» **Information given**

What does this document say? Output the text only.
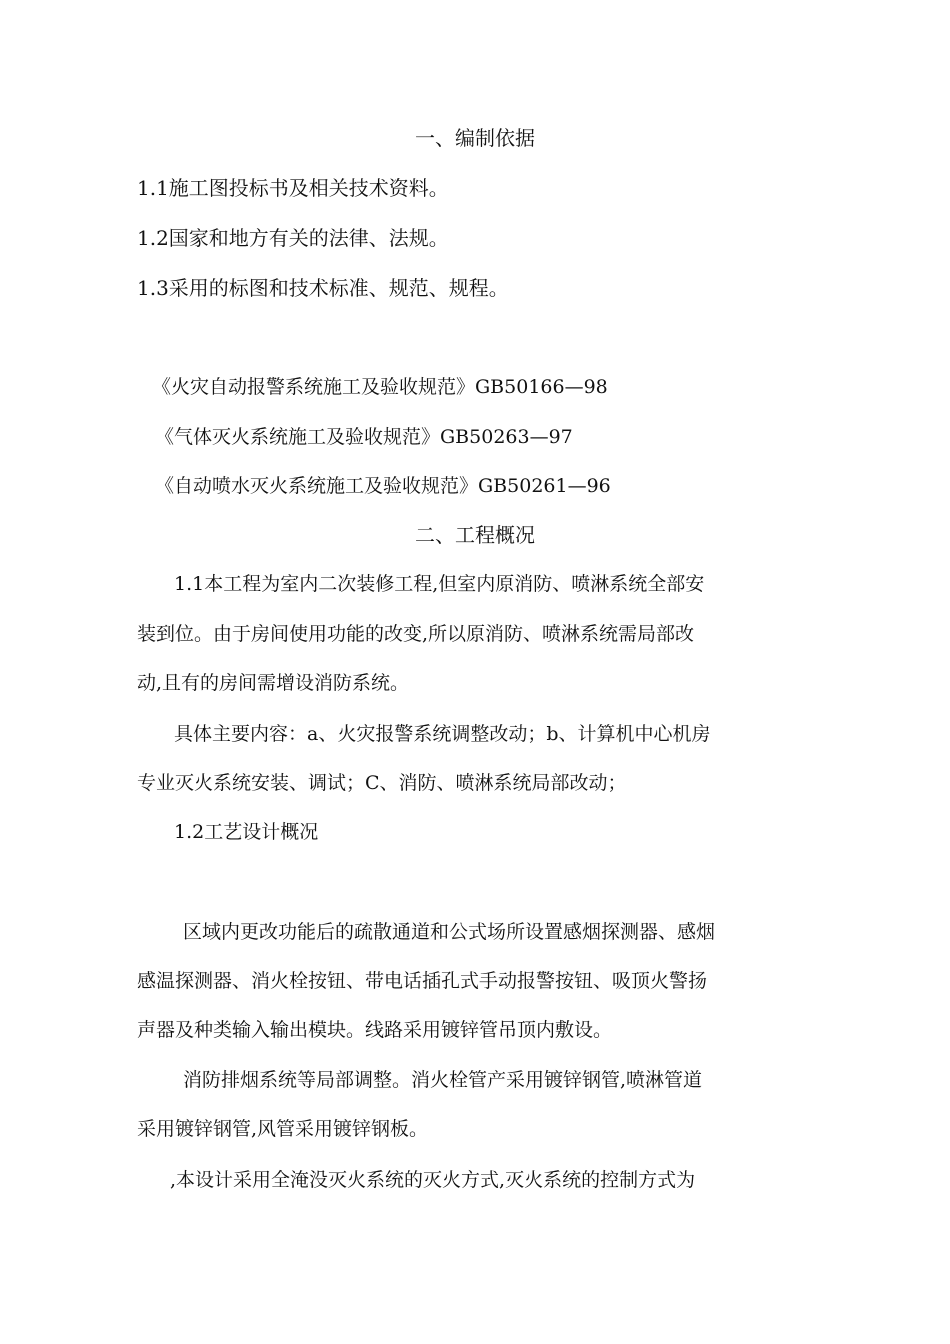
一、编制依据
1.1施工图投标书及相关技术资料。
1.2国家和地方有关的法律、法规。
1.3采用的标图和技术标准、规范、规程。
《火灾自动报警系统施工及验收规范》GB50166—98
《气体灭火系统施工及验收规范》GB50263—97
《自动喷水灭火系统施工及验收规范》GB50261—96
二、工程概况
1.1本工程为室内二次装修工程,但室内原消防、喷淋系统全部安
装到位。由于房间使用功能的改变,所以原消防、喷淋系统需局部改
动,且有的房间需增设消防系统。
具体主要内容：a、火灾报警系统调整改动；b、计算机中心机房
专业灭火系统安装、调试；C、消防、喷淋系统局部改动；
1.2工艺设计概况
区域内更改功能后的疏散通道和公式场所设置感烟探测器、感烟
感温探测器、消火栓按钮、带电话插孔式手动报警按钮、吸顶火警扬
声器及种类输入输出模块。线路采用镀锌管吊顶内敷设。
消防排烟系统等局部调整。消火栓管产采用镀锌钢管,喷淋管道
采用镀锌钢管,风管采用镀锌钢板。
,本设计采用全淹没灭火系统的灭火方式,灭火系统的控制方式为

» **Aim**
Repeat every record above exactly, but leave out any pictures.

» **Answer to this exercise**
What does this document say? Output the text only.
一、编制依据
1.1施工图投标书及相关技术资料。
1.2国家和地方有关的法律、法规。
1.3采用的标图和技术标准、规范、规程。
《火灾自动报警系统施工及验收规范》GB50166—98
《气体灭火系统施工及验收规范》GB50263—97
《自动喷水灭火系统施工及验收规范》GB50261—96
二、工程概况
1.1本工程为室内二次装修工程,但室内原消防、喷淋系统全部安
装到位。由于房间使用功能的改变,所以原消防、喷淋系统需局部改
动,且有的房间需增设消防系统。
具体主要内容：a、火灾报警系统调整改动；b、计算机中心机房
专业灭火系统安装、调试；C、消防、喷淋系统局部改动；
1.2工艺设计概况
区域内更改功能后的疏散通道和公式场所设置感烟探测器、感烟
感温探测器、消火栓按钮、带电话插孔式手动报警按钮、吸顶火警扬
声器及种类输入输出模块。线路采用镀锌管吊顶内敷设。
消防排烟系统等局部调整。消火栓管产采用镀锌钢管,喷淋管道
采用镀锌钢管,风管采用镀锌钢板。
,本设计采用全淹没灭火系统的灭火方式,灭火系统的控制方式为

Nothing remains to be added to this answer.